-- Supplied material start --

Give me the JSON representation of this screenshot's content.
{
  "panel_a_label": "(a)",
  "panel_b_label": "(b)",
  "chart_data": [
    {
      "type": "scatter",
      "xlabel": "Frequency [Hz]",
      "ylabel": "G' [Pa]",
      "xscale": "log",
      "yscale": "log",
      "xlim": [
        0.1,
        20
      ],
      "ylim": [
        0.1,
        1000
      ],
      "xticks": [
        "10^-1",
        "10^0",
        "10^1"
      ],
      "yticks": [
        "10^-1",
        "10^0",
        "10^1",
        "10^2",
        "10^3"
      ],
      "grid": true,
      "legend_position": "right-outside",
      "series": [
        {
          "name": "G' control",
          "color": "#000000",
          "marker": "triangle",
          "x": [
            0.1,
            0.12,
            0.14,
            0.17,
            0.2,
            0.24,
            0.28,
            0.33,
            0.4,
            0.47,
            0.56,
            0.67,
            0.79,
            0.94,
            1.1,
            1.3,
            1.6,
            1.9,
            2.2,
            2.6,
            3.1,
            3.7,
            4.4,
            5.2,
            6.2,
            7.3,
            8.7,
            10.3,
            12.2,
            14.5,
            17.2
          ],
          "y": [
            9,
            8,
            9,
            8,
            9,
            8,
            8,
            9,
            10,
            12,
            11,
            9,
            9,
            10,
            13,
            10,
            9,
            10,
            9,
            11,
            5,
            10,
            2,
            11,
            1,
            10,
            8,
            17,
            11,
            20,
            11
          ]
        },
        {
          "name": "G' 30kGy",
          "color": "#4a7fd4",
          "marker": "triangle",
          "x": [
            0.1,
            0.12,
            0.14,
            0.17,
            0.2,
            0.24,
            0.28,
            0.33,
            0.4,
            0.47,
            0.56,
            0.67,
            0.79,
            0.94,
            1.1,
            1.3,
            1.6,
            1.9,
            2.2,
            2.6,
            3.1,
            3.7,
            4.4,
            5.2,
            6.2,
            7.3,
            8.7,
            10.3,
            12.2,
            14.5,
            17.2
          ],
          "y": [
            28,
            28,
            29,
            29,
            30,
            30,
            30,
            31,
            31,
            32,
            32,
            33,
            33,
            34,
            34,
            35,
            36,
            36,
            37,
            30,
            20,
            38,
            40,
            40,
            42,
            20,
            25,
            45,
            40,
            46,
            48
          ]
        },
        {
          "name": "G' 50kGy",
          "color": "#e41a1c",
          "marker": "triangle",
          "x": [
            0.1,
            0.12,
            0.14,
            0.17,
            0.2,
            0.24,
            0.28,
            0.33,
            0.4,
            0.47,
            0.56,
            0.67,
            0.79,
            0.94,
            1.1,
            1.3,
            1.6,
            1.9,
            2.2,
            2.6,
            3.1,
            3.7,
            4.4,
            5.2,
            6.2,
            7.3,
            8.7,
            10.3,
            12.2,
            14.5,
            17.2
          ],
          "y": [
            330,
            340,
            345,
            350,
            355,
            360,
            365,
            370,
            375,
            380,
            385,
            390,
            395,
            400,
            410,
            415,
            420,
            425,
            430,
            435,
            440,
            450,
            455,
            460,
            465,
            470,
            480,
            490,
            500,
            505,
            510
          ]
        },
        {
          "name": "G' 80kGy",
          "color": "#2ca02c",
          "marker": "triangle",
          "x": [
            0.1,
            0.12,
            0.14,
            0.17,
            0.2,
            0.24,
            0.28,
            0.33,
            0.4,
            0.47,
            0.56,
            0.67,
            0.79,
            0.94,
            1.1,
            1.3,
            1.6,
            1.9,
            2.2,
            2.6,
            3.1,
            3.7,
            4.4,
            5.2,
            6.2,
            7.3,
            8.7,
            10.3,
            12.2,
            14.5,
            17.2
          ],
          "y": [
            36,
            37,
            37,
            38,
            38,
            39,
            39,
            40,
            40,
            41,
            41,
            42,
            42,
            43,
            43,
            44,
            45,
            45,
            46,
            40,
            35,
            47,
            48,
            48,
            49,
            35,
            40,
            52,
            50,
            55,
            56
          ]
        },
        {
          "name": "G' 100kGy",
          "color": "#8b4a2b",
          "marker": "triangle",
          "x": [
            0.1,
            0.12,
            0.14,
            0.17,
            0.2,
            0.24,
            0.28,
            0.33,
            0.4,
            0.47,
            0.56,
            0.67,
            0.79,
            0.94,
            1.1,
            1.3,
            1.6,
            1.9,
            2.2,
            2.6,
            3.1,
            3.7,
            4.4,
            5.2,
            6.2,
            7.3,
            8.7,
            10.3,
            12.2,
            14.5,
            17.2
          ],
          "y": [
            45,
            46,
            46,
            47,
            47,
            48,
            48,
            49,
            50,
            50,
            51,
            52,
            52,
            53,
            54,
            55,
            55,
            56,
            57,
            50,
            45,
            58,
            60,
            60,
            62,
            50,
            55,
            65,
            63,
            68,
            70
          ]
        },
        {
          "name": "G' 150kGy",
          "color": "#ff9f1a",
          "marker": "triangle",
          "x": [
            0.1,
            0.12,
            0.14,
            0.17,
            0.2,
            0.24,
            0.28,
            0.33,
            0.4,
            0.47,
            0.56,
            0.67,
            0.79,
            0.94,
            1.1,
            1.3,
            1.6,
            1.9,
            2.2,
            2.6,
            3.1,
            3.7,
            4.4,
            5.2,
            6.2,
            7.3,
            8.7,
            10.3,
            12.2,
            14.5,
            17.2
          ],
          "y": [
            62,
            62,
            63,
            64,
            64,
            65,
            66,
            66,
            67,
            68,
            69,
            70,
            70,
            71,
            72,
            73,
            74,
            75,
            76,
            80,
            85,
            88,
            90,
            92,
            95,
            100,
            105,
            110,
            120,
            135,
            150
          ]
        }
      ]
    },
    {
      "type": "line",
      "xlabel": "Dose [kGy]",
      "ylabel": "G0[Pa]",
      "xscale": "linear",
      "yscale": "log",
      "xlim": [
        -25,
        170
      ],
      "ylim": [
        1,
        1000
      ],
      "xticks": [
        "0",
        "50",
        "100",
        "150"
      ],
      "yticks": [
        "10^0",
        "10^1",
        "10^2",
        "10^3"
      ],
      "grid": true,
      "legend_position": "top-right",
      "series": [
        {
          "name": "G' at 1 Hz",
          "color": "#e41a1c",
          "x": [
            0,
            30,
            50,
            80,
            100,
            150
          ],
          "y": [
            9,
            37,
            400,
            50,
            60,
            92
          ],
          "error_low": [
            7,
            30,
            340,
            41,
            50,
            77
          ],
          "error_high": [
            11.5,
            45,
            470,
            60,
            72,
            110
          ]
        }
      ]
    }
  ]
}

-- Supplied material end --

- Work required
How many of the lines above contain the string "name"? Give the number only.

- Expected output
7